:: Stored rows ::
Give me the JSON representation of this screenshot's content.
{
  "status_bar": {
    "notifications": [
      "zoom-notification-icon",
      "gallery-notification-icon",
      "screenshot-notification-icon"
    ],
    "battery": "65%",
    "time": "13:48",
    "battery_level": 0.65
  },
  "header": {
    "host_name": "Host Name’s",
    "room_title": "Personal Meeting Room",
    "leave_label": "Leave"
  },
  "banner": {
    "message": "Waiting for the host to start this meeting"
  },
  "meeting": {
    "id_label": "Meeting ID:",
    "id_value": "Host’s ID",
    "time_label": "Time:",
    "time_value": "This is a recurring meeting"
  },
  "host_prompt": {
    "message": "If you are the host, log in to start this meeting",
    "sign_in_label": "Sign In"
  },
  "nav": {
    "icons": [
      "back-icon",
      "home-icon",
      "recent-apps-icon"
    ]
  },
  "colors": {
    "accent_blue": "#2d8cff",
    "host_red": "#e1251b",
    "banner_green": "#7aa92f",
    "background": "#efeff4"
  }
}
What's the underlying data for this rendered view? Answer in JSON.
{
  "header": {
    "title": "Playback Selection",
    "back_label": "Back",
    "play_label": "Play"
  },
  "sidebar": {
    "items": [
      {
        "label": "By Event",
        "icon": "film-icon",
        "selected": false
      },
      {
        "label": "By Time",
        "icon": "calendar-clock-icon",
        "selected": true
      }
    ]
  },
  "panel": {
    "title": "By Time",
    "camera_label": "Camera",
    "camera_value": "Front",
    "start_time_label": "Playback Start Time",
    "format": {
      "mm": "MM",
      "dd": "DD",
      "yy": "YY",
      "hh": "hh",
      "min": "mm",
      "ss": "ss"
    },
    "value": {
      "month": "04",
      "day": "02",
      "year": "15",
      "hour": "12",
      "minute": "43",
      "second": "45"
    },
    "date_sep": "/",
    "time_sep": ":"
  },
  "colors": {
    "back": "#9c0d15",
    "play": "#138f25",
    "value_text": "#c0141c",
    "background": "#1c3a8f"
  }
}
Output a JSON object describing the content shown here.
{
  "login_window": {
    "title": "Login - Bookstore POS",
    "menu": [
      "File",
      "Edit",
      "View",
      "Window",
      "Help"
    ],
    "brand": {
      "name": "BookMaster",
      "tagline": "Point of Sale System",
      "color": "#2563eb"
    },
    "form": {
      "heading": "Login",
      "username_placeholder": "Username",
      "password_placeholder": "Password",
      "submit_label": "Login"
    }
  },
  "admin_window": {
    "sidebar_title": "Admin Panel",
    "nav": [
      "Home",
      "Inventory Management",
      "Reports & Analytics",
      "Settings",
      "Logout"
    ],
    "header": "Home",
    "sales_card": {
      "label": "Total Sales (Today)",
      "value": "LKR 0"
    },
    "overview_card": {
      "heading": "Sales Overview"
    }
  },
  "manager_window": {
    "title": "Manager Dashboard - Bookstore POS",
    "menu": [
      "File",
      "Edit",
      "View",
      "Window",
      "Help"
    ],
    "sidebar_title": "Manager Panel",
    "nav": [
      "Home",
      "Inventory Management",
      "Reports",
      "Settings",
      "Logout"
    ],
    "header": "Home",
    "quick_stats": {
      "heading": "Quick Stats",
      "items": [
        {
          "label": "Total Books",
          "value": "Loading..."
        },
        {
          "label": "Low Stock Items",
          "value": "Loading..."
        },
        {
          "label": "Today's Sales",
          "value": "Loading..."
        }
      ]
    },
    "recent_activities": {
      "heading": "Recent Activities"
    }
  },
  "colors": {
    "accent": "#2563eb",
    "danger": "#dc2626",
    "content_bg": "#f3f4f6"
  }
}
:::
**Direction**
The word "Bookstore" may occur in lines of the records. Report how many such lines there are, giving only the number.

**Exercise output**
2